* _Given problem_
Print the records again, character for character.

+++ Dataset excerpts

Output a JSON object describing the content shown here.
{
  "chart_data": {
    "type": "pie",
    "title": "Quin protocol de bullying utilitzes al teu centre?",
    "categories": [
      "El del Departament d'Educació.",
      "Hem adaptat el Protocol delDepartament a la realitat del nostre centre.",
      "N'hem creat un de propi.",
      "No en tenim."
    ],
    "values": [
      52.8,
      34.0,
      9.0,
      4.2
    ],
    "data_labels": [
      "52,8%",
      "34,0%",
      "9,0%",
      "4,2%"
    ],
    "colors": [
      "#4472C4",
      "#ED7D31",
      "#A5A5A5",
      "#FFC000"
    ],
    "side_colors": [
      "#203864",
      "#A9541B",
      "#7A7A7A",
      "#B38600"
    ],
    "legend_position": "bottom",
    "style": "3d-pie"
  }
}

++++++

* _Written solution_
Output a JSON object describing the content shown here.
{
  "chart_data": {
    "type": "pie",
    "title": "Quin protocol de bullying utilitzes al teu centre?",
    "categories": [
      "El del Departament d'Educació.",
      "Hem adaptat el Protocol delDepartament a la realitat del nostre centre.",
      "N'hem creat un de propi.",
      "No en tenim."
    ],
    "values": [
      52.8,
      34.0,
      9.0,
      4.2
    ],
    "data_labels": [
      "52,8%",
      "34,0%",
      "9,0%",
      "4,2%"
    ],
    "colors": [
      "#4472C4",
      "#ED7D31",
      "#A5A5A5",
      "#FFC000"
    ],
    "side_colors": [
      "#203864",
      "#A9541B",
      "#7A7A7A",
      "#B38600"
    ],
    "legend_position": "bottom",
    "style": "3d-pie"
  }
}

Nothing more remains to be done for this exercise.